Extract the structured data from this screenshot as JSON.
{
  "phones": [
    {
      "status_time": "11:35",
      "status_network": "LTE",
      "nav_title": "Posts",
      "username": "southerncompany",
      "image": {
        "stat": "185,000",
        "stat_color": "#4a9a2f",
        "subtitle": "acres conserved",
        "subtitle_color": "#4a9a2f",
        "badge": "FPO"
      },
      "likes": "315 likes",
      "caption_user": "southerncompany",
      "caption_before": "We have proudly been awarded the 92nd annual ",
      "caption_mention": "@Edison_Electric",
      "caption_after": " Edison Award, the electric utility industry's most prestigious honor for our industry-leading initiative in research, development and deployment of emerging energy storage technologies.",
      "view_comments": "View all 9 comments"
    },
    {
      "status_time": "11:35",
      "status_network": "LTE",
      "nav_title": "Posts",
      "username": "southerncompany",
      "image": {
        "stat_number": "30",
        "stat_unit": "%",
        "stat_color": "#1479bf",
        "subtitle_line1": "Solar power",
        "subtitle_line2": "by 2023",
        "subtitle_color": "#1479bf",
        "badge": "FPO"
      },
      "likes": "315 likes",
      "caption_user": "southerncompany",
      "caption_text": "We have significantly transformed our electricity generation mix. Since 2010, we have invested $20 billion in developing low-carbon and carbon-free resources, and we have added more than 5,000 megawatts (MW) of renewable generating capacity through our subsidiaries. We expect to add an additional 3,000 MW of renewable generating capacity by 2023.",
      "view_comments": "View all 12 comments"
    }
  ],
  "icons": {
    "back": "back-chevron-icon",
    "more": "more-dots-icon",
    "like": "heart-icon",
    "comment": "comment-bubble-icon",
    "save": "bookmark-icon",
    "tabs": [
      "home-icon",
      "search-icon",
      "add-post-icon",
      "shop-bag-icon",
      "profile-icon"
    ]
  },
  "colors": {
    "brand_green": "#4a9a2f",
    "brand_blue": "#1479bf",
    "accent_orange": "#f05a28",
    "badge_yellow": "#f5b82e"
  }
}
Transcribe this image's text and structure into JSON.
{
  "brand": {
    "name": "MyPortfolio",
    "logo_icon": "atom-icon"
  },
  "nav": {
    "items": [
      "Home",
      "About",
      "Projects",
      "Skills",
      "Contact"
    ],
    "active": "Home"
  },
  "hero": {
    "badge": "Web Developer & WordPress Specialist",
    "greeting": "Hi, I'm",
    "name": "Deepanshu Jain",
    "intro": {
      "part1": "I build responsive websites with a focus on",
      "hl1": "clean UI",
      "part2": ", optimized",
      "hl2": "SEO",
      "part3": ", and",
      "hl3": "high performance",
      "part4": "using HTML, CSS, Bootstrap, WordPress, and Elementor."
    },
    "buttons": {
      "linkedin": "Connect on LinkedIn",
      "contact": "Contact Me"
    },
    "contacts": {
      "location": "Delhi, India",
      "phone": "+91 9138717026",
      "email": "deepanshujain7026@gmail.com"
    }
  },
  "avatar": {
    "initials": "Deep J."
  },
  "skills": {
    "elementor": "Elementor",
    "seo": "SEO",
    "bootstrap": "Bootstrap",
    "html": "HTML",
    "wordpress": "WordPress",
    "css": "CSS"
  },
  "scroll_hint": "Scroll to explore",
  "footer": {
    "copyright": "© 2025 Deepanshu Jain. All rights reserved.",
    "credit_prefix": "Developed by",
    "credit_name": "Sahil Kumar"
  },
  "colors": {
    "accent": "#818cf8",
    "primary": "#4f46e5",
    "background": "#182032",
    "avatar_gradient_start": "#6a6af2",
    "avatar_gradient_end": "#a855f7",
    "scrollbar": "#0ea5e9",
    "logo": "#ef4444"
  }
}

**Your instructions:** Write out every line of the entries that holds the word "Elementor".

**Exercise solution:**
      "part4": "using HTML, CSS, Bootstrap, WordPress, and Elementor."
    "elementor": "Elementor",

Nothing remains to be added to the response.